:: DATA SHOWN

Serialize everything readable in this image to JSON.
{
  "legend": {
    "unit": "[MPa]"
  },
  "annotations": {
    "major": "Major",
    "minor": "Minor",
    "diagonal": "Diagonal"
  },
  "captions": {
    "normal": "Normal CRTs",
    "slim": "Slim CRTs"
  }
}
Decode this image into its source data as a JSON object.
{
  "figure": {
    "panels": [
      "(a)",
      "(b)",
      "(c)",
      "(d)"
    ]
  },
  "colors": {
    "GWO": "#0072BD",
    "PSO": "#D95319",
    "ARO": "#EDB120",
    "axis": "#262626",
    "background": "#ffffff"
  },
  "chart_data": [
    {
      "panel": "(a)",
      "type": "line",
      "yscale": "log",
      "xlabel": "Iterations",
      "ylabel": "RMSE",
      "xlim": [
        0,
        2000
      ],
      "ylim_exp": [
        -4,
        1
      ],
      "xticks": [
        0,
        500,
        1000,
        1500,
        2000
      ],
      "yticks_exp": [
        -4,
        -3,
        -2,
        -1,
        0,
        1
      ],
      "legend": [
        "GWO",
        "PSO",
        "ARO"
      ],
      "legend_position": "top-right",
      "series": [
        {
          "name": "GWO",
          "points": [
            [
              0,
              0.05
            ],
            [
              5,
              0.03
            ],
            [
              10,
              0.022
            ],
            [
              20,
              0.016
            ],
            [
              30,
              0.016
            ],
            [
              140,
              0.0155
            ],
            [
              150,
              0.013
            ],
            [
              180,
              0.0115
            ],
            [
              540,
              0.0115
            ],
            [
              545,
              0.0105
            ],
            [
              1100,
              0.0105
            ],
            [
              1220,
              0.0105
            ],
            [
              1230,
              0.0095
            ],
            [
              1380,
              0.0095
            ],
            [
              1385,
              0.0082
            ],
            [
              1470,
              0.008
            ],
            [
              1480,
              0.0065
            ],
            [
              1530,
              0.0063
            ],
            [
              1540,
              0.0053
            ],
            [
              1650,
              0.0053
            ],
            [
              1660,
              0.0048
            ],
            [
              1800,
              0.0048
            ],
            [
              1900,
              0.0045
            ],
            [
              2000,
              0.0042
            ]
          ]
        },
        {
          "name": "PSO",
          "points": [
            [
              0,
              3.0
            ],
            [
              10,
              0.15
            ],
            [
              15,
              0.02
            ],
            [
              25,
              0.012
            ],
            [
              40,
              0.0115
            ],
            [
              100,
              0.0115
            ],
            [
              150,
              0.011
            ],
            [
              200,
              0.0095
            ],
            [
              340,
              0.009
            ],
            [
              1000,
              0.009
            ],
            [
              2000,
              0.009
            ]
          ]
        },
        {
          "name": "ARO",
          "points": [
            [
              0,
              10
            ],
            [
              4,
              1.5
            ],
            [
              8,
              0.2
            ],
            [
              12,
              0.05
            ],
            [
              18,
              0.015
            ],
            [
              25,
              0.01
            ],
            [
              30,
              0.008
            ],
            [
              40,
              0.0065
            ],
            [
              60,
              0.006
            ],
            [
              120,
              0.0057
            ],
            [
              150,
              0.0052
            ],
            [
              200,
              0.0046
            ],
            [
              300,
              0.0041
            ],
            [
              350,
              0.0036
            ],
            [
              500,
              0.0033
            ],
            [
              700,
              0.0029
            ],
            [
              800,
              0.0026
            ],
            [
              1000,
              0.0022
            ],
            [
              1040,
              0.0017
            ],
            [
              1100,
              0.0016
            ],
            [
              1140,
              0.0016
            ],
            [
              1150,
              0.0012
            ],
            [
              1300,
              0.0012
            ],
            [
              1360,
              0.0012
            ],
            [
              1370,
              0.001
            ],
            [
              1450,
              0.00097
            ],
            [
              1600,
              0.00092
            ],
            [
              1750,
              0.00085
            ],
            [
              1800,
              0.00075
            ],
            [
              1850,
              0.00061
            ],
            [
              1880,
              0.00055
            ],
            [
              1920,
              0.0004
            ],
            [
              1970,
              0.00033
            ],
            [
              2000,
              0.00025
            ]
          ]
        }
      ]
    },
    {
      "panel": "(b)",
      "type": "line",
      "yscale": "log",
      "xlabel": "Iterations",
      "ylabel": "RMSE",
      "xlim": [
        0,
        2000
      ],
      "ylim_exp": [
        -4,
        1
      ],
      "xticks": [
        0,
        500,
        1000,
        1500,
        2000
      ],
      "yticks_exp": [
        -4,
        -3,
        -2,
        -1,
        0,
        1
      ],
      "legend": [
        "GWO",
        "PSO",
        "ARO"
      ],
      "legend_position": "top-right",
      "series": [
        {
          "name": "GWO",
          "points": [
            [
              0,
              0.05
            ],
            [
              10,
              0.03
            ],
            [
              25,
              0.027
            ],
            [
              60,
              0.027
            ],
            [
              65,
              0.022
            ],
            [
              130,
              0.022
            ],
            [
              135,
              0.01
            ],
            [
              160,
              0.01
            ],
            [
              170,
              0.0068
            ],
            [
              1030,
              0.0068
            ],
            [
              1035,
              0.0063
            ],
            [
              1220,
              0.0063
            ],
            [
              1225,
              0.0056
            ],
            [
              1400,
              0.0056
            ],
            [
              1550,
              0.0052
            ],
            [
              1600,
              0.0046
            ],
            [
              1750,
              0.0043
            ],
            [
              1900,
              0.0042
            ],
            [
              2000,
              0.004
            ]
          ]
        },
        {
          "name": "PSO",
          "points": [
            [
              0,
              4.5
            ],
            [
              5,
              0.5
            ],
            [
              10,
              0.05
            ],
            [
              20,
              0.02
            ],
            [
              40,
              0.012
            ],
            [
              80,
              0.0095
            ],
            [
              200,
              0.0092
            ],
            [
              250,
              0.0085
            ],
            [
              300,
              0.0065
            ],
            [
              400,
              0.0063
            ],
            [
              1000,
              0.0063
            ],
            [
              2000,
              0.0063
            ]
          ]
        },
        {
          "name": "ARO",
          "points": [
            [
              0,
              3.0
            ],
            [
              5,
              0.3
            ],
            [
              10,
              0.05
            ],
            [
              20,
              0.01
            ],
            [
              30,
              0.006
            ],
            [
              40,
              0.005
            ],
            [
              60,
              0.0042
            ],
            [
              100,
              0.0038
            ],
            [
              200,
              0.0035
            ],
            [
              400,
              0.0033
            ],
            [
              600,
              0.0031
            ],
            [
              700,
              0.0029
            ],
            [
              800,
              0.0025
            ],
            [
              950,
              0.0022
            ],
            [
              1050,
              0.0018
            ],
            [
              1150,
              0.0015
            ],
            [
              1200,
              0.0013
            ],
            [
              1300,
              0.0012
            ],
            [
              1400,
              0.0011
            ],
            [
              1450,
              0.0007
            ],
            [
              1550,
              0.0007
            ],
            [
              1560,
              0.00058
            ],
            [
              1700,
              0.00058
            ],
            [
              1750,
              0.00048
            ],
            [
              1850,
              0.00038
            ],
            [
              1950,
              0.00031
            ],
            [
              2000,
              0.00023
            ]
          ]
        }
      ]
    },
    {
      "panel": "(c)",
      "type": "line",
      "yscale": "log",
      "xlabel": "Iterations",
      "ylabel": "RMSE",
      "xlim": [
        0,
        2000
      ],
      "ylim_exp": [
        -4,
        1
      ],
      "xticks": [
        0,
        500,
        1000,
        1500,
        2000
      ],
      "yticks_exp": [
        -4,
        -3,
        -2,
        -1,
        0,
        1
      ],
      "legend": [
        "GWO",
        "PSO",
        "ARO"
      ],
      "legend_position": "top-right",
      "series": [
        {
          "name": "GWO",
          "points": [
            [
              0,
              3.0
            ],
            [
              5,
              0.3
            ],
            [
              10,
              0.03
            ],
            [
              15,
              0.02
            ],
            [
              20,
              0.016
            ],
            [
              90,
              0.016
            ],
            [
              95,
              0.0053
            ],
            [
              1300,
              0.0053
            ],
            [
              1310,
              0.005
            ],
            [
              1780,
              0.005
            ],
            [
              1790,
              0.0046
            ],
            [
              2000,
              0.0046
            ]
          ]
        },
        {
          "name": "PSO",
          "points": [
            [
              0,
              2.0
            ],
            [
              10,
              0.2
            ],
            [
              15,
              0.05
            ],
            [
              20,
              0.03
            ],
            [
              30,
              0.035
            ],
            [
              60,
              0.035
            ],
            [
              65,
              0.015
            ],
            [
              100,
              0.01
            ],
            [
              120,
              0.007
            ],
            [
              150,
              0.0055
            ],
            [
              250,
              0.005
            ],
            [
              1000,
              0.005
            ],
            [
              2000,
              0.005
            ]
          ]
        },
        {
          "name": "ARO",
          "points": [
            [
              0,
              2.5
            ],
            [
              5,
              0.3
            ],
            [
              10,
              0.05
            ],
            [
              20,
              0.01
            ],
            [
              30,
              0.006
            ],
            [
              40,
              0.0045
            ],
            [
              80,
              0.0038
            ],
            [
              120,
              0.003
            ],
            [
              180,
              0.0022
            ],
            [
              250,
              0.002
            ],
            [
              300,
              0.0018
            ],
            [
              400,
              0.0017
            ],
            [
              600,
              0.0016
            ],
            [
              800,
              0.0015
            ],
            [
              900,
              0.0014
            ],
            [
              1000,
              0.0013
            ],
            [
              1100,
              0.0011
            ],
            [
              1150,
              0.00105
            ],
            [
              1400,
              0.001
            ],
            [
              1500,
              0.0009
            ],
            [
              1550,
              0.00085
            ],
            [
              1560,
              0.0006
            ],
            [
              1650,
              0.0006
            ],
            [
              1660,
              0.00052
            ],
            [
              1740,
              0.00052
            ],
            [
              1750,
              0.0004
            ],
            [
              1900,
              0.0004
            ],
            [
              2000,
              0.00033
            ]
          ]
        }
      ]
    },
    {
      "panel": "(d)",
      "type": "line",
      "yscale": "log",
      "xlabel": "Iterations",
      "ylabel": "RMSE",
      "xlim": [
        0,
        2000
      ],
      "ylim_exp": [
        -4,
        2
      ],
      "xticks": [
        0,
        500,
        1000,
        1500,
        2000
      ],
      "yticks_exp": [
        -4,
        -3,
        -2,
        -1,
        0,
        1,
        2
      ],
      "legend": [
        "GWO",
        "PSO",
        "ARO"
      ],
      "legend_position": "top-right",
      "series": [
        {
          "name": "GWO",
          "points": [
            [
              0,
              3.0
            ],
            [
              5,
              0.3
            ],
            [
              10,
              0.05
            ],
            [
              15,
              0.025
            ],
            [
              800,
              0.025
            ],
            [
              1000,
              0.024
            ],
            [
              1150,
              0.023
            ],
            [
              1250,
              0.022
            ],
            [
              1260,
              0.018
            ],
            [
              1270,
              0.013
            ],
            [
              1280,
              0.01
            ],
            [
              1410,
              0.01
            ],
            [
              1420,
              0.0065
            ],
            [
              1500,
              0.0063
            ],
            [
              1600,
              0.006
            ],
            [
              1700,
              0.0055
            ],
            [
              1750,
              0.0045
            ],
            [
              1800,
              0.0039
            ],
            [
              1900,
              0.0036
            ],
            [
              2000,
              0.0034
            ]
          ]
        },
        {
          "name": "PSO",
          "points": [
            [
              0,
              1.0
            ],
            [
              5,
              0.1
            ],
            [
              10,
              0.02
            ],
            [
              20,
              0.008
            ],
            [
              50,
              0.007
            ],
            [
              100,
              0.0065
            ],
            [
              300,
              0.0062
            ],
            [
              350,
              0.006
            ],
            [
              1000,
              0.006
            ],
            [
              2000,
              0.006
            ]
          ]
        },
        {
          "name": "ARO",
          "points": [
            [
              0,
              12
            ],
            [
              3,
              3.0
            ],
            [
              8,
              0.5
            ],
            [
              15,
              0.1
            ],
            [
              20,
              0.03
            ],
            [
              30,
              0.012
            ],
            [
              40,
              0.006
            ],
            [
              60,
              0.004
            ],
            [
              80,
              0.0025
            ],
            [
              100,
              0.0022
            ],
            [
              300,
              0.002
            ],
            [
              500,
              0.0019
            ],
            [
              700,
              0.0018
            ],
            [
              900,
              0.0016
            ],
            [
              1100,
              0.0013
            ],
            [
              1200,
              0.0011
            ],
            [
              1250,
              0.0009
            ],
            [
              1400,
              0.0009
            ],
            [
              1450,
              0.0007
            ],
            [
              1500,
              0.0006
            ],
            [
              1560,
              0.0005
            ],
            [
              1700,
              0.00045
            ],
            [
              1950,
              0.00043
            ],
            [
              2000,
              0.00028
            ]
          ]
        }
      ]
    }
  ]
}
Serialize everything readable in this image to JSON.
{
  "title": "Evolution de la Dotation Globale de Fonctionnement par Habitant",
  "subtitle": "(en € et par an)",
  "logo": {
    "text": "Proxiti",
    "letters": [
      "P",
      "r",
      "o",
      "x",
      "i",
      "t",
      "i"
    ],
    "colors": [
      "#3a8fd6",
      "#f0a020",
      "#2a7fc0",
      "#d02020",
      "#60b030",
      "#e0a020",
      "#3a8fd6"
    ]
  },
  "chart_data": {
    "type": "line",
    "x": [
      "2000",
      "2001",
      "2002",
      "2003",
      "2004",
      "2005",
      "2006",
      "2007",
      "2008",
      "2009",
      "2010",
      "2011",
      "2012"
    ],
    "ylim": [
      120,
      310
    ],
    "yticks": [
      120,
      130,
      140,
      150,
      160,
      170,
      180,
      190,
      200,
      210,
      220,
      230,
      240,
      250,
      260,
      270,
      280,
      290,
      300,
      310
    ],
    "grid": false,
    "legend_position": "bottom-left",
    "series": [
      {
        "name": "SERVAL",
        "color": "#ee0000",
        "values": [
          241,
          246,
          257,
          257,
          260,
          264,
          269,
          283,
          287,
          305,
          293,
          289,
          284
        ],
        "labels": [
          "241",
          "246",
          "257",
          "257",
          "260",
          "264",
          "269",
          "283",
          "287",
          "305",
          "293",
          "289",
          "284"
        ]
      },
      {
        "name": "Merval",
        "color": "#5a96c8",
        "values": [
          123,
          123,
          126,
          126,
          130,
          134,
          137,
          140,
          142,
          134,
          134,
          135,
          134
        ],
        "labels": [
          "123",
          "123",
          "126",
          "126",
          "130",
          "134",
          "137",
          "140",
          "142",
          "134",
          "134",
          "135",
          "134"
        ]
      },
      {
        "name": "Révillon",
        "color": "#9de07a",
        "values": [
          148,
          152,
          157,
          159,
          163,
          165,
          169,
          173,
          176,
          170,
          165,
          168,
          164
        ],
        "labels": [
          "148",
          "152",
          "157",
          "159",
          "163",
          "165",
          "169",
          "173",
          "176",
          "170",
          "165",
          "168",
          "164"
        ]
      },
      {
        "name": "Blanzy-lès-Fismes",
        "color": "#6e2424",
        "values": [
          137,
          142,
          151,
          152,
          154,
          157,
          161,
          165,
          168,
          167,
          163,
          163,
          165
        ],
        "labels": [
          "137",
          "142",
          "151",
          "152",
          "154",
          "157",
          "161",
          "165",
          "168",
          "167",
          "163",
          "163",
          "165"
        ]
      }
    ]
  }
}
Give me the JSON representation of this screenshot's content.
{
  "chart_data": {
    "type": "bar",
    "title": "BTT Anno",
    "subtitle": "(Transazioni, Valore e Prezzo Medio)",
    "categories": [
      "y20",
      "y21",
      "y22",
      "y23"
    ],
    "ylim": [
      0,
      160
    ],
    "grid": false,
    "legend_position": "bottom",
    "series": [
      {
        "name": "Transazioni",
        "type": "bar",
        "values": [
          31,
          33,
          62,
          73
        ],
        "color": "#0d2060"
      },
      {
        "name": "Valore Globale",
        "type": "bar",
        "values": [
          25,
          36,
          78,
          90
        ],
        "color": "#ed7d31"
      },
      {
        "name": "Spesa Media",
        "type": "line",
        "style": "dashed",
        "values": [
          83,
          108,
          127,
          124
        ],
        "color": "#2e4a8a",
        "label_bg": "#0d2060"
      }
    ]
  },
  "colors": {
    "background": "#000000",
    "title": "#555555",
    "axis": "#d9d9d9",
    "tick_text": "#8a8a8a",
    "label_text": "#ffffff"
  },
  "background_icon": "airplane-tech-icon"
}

::::

▶ STATED TASK
Using the entries above, return each line in which the word "ffffff" occurs.

▶ FULL RESPONSE
    "background": "#ffffff"
    "label_text": "#ffffff"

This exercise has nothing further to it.